Copy every record word for word.

● Given records
· · · ·

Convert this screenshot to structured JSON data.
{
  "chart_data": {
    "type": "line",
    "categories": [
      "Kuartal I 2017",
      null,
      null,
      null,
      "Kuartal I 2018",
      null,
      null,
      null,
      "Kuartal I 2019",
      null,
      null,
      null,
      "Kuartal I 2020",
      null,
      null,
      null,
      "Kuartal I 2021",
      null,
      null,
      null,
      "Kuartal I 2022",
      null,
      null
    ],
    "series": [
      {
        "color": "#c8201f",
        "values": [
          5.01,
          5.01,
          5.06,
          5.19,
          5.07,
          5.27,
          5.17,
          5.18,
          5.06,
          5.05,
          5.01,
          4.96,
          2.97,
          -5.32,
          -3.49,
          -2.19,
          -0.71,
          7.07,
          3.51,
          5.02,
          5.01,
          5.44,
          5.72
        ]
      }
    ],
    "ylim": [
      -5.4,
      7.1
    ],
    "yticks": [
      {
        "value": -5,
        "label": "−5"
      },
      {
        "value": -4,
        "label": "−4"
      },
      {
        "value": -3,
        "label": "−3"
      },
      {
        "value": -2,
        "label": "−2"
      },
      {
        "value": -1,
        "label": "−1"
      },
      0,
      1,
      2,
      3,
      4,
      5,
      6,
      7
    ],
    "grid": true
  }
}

· · · ·

● Exercise solution
Convert this screenshot to structured JSON data.
{
  "chart_data": {
    "type": "line",
    "categories": [
      "Kuartal I 2017",
      null,
      null,
      null,
      "Kuartal I 2018",
      null,
      null,
      null,
      "Kuartal I 2019",
      null,
      null,
      null,
      "Kuartal I 2020",
      null,
      null,
      null,
      "Kuartal I 2021",
      null,
      null,
      null,
      "Kuartal I 2022",
      null,
      null
    ],
    "series": [
      {
        "color": "#c8201f",
        "values": [
          5.01,
          5.01,
          5.06,
          5.19,
          5.07,
          5.27,
          5.17,
          5.18,
          5.06,
          5.05,
          5.01,
          4.96,
          2.97,
          -5.32,
          -3.49,
          -2.19,
          -0.71,
          7.07,
          3.51,
          5.02,
          5.01,
          5.44,
          5.72
        ]
      }
    ],
    "ylim": [
      -5.4,
      7.1
    ],
    "yticks": [
      {
        "value": -5,
        "label": "−5"
      },
      {
        "value": -4,
        "label": "−4"
      },
      {
        "value": -3,
        "label": "−3"
      },
      {
        "value": -2,
        "label": "−2"
      },
      {
        "value": -1,
        "label": "−1"
      },
      0,
      1,
      2,
      3,
      4,
      5,
      6,
      7
    ],
    "grid": true
  }
}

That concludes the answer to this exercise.